(Task requirements):
The records that follow must be reproduced in full, exactly as written.

(Records to process):
▬▬▬▬▬▬▬▬▬▬

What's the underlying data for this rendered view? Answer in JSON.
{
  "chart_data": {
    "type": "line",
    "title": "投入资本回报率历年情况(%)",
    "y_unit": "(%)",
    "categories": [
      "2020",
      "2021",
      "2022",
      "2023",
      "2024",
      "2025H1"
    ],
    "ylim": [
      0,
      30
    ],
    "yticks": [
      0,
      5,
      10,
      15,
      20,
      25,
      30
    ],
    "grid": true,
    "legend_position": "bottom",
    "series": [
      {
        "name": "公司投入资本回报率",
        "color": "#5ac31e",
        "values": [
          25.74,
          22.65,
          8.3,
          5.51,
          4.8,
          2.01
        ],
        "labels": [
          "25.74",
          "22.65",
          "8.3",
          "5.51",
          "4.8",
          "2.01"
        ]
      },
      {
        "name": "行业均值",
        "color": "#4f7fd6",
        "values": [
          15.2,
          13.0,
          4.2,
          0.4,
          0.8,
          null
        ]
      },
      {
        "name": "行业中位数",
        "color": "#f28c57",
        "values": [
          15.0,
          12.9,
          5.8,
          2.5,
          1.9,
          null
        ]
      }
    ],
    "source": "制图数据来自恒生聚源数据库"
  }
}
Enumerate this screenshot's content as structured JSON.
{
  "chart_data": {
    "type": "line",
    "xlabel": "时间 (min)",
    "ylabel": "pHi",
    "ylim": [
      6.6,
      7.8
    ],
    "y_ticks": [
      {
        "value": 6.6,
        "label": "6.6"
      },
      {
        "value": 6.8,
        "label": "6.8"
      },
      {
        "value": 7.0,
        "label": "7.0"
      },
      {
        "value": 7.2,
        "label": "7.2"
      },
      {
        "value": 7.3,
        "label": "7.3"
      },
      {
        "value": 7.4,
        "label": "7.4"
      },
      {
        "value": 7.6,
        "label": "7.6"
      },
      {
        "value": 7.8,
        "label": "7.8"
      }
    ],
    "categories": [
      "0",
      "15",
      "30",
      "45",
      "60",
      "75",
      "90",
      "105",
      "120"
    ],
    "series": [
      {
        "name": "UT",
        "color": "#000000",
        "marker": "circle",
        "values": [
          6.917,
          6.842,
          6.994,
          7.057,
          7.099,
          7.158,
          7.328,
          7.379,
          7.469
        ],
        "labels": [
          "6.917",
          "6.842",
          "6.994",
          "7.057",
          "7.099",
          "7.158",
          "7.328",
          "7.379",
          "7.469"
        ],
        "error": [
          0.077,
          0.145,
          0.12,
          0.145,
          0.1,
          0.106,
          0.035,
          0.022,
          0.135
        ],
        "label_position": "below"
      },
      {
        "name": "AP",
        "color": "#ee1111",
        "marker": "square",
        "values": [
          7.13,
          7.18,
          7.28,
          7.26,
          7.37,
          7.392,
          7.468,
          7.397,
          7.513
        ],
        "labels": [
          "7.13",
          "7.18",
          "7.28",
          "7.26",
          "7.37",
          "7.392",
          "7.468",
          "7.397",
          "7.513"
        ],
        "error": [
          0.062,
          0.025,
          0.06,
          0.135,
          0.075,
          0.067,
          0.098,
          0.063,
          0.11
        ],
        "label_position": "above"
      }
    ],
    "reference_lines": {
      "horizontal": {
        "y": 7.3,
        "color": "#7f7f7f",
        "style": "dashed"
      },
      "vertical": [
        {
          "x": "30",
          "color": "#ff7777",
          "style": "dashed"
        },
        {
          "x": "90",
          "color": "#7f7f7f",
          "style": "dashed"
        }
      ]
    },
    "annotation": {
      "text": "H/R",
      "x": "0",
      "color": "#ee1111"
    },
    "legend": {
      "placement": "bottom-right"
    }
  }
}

▬▬▬▬▬▬▬▬▬▬

(Correct result):
What's the underlying data for this rendered view? Answer in JSON.
{
  "chart_data": {
    "type": "line",
    "title": "投入资本回报率历年情况(%)",
    "y_unit": "(%)",
    "categories": [
      "2020",
      "2021",
      "2022",
      "2023",
      "2024",
      "2025H1"
    ],
    "ylim": [
      0,
      30
    ],
    "yticks": [
      0,
      5,
      10,
      15,
      20,
      25,
      30
    ],
    "grid": true,
    "legend_position": "bottom",
    "series": [
      {
        "name": "公司投入资本回报率",
        "color": "#5ac31e",
        "values": [
          25.74,
          22.65,
          8.3,
          5.51,
          4.8,
          2.01
        ],
        "labels": [
          "25.74",
          "22.65",
          "8.3",
          "5.51",
          "4.8",
          "2.01"
        ]
      },
      {
        "name": "行业均值",
        "color": "#4f7fd6",
        "values": [
          15.2,
          13.0,
          4.2,
          0.4,
          0.8,
          null
        ]
      },
      {
        "name": "行业中位数",
        "color": "#f28c57",
        "values": [
          15.0,
          12.9,
          5.8,
          2.5,
          1.9,
          null
        ]
      }
    ],
    "source": "制图数据来自恒生聚源数据库"
  }
}
Enumerate this screenshot's content as structured JSON.
{
  "chart_data": {
    "type": "line",
    "xlabel": "时间 (min)",
    "ylabel": "pHi",
    "ylim": [
      6.6,
      7.8
    ],
    "y_ticks": [
      {
        "value": 6.6,
        "label": "6.6"
      },
      {
        "value": 6.8,
        "label": "6.8"
      },
      {
        "value": 7.0,
        "label": "7.0"
      },
      {
        "value": 7.2,
        "label": "7.2"
      },
      {
        "value": 7.3,
        "label": "7.3"
      },
      {
        "value": 7.4,
        "label": "7.4"
      },
      {
        "value": 7.6,
        "label": "7.6"
      },
      {
        "value": 7.8,
        "label": "7.8"
      }
    ],
    "categories": [
      "0",
      "15",
      "30",
      "45",
      "60",
      "75",
      "90",
      "105",
      "120"
    ],
    "series": [
      {
        "name": "UT",
        "color": "#000000",
        "marker": "circle",
        "values": [
          6.917,
          6.842,
          6.994,
          7.057,
          7.099,
          7.158,
          7.328,
          7.379,
          7.469
        ],
        "labels": [
          "6.917",
          "6.842",
          "6.994",
          "7.057",
          "7.099",
          "7.158",
          "7.328",
          "7.379",
          "7.469"
        ],
        "error": [
          0.077,
          0.145,
          0.12,
          0.145,
          0.1,
          0.106,
          0.035,
          0.022,
          0.135
        ],
        "label_position": "below"
      },
      {
        "name": "AP",
        "color": "#ee1111",
        "marker": "square",
        "values": [
          7.13,
          7.18,
          7.28,
          7.26,
          7.37,
          7.392,
          7.468,
          7.397,
          7.513
        ],
        "labels": [
          "7.13",
          "7.18",
          "7.28",
          "7.26",
          "7.37",
          "7.392",
          "7.468",
          "7.397",
          "7.513"
        ],
        "error": [
          0.062,
          0.025,
          0.06,
          0.135,
          0.075,
          0.067,
          0.098,
          0.063,
          0.11
        ],
        "label_position": "above"
      }
    ],
    "reference_lines": {
      "horizontal": {
        "y": 7.3,
        "color": "#7f7f7f",
        "style": "dashed"
      },
      "vertical": [
        {
          "x": "30",
          "color": "#ff7777",
          "style": "dashed"
        },
        {
          "x": "90",
          "color": "#7f7f7f",
          "style": "dashed"
        }
      ]
    },
    "annotation": {
      "text": "H/R",
      "x": "0",
      "color": "#ee1111"
    },
    "legend": {
      "placement": "bottom-right"
    }
  }
}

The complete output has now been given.